--- start Dataset entries ---

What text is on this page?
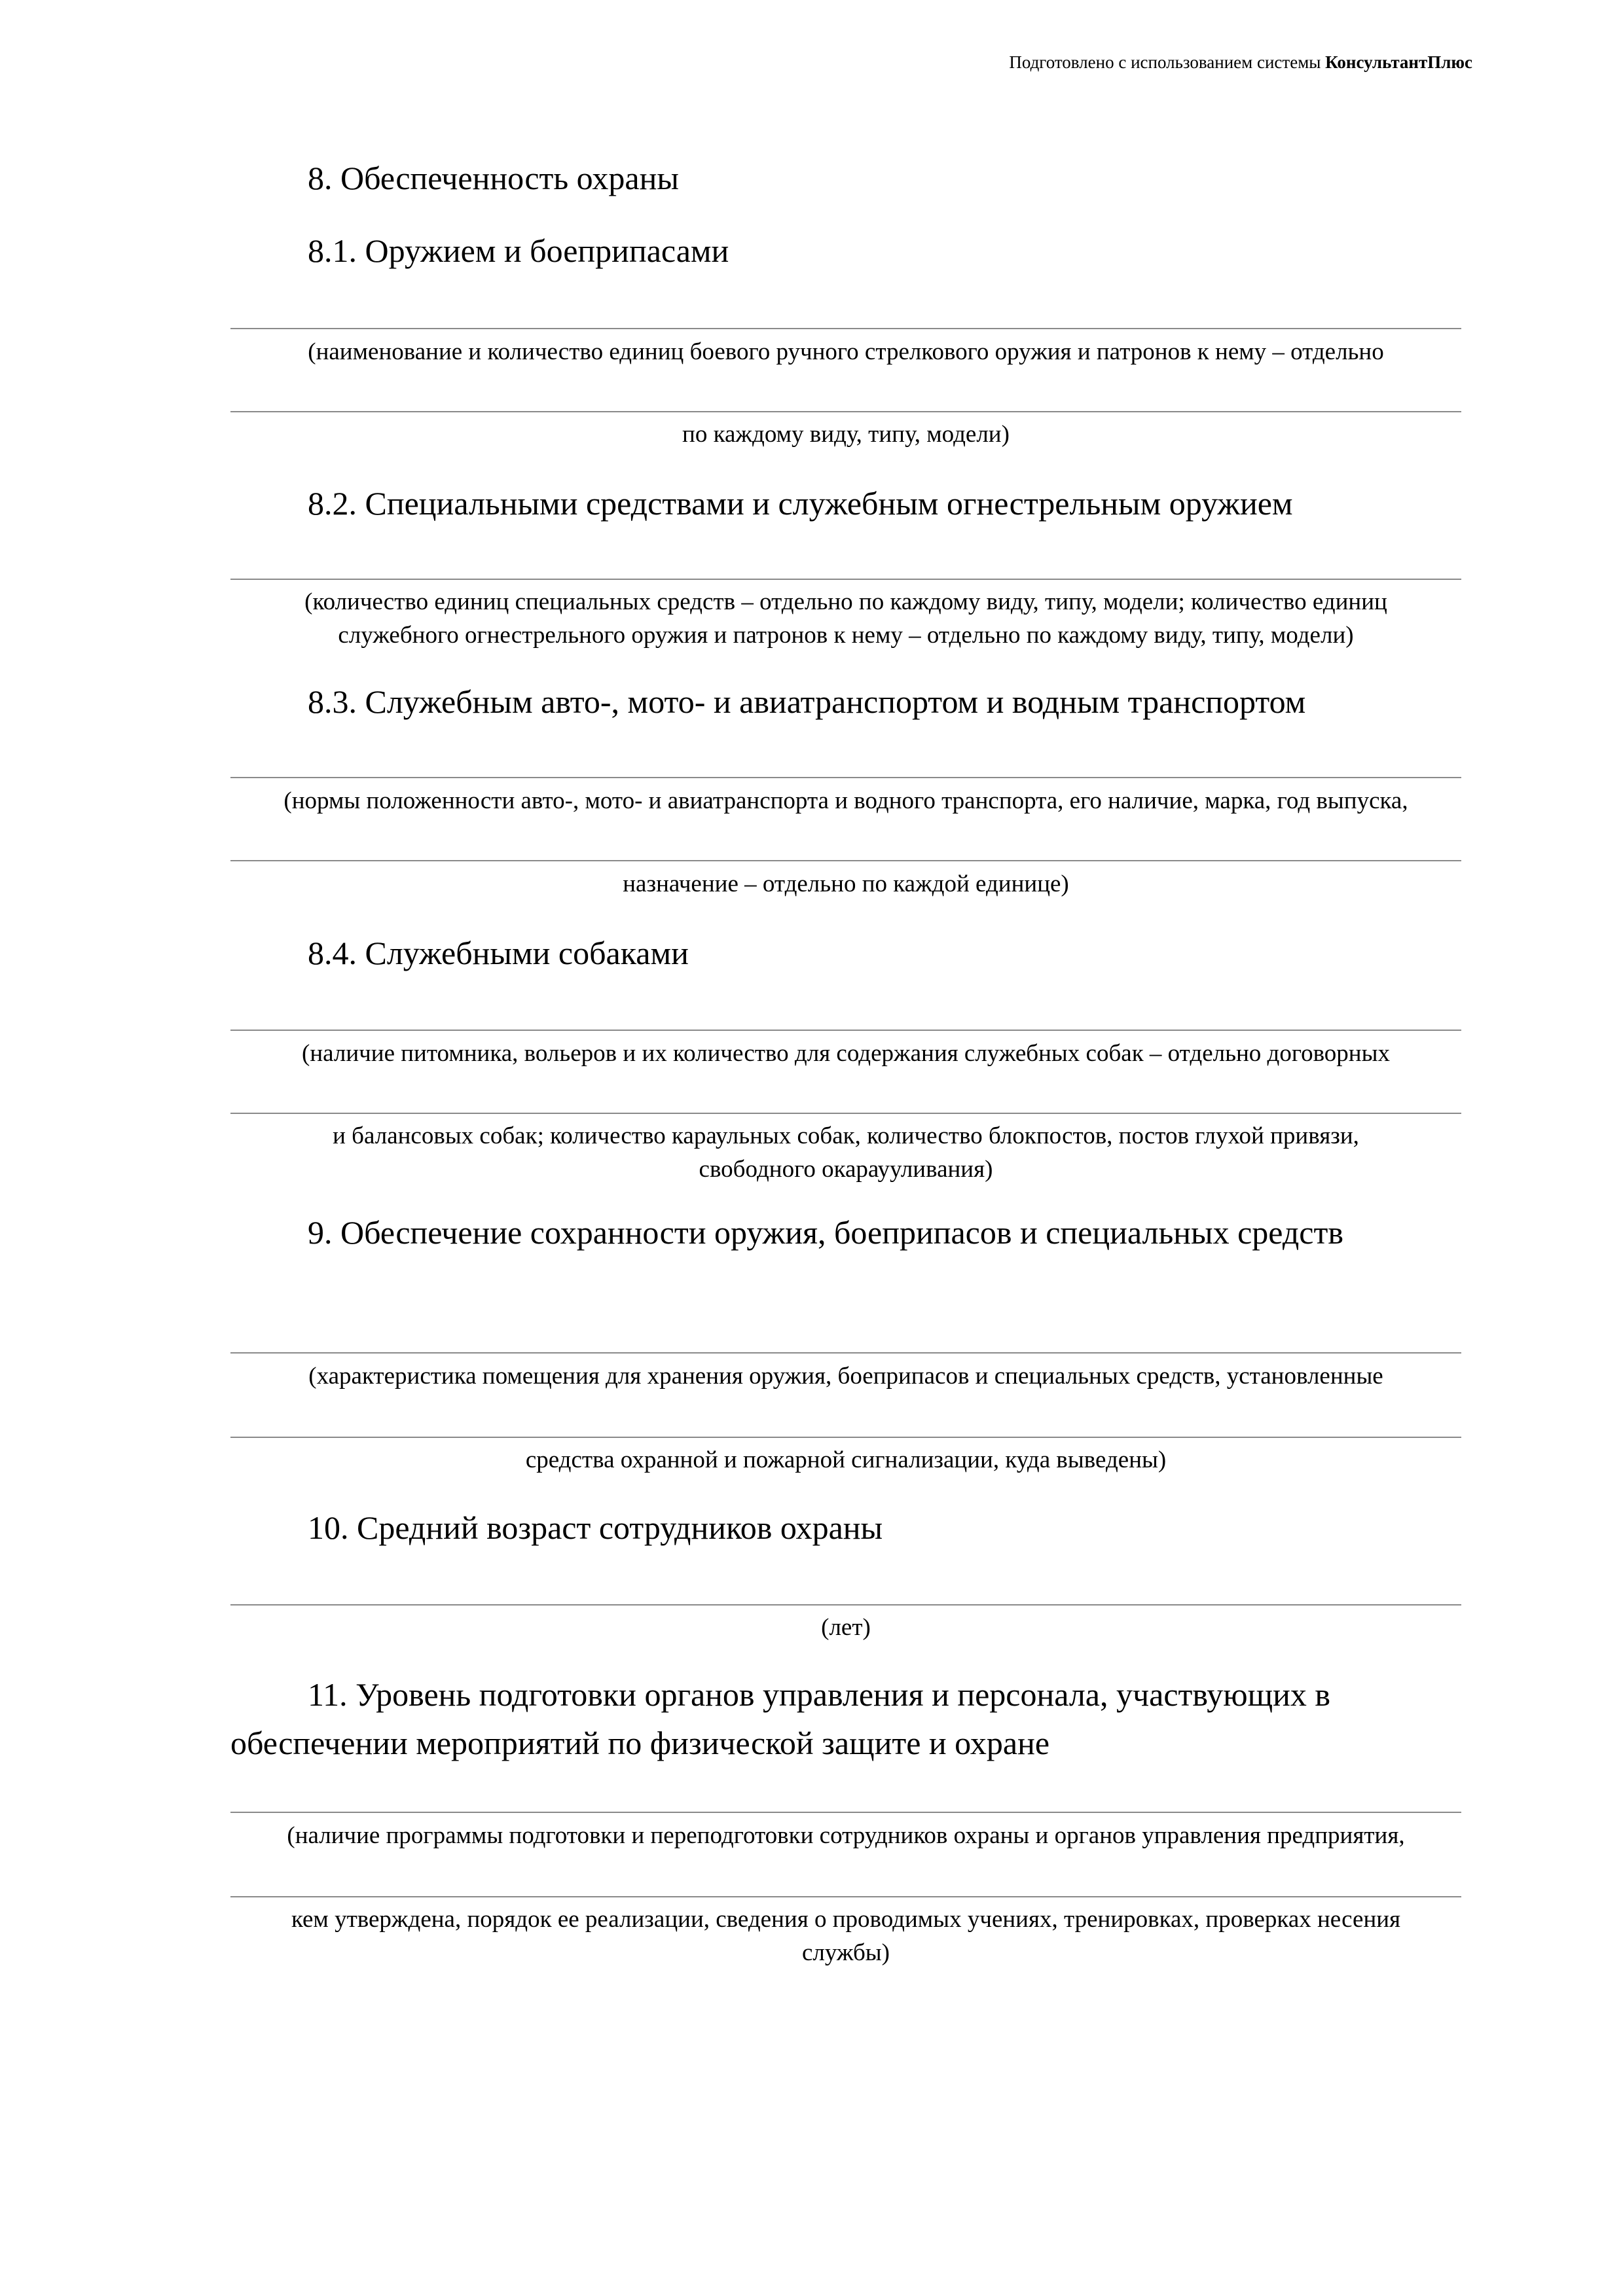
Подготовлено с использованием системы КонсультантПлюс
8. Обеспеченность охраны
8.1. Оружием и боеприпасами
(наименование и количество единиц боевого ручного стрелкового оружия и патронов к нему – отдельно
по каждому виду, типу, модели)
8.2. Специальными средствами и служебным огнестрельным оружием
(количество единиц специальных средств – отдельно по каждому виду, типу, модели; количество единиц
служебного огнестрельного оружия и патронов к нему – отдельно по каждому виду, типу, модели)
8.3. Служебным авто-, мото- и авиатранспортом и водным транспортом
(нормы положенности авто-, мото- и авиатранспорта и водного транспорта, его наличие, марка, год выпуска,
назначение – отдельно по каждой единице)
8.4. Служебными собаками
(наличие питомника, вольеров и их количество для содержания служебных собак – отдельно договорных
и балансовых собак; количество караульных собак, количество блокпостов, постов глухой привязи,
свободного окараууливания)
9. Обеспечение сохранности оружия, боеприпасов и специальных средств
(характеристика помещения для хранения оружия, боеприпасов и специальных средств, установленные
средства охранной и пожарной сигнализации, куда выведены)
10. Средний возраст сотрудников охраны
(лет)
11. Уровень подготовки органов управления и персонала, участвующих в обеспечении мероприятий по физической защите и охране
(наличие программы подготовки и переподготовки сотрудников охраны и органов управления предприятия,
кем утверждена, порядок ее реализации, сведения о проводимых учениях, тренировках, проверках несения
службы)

--- end Dataset entries ---

> **Objective**
Every line of the material is to be quoted exactly, with no pictures carried over.

> **Expected output**
What text is on this page?
Подготовлено с использованием системы КонсультантПлюс
8. Обеспеченность охраны
8.1. Оружием и боеприпасами
(наименование и количество единиц боевого ручного стрелкового оружия и патронов к нему – отдельно
по каждому виду, типу, модели)
8.2. Специальными средствами и служебным огнестрельным оружием
(количество единиц специальных средств – отдельно по каждому виду, типу, модели; количество единиц
служебного огнестрельного оружия и патронов к нему – отдельно по каждому виду, типу, модели)
8.3. Служебным авто-, мото- и авиатранспортом и водным транспортом
(нормы положенности авто-, мото- и авиатранспорта и водного транспорта, его наличие, марка, год выпуска,
назначение – отдельно по каждой единице)
8.4. Служебными собаками
(наличие питомника, вольеров и их количество для содержания служебных собак – отдельно договорных
и балансовых собак; количество караульных собак, количество блокпостов, постов глухой привязи,
свободного окараууливания)
9. Обеспечение сохранности оружия, боеприпасов и специальных средств
(характеристика помещения для хранения оружия, боеприпасов и специальных средств, установленные
средства охранной и пожарной сигнализации, куда выведены)
10. Средний возраст сотрудников охраны
(лет)
11. Уровень подготовки органов управления и персонала, участвующих в обеспечении мероприятий по физической защите и охране
(наличие программы подготовки и переподготовки сотрудников охраны и органов управления предприятия,
кем утверждена, порядок ее реализации, сведения о проводимых учениях, тренировках, проверках несения
службы)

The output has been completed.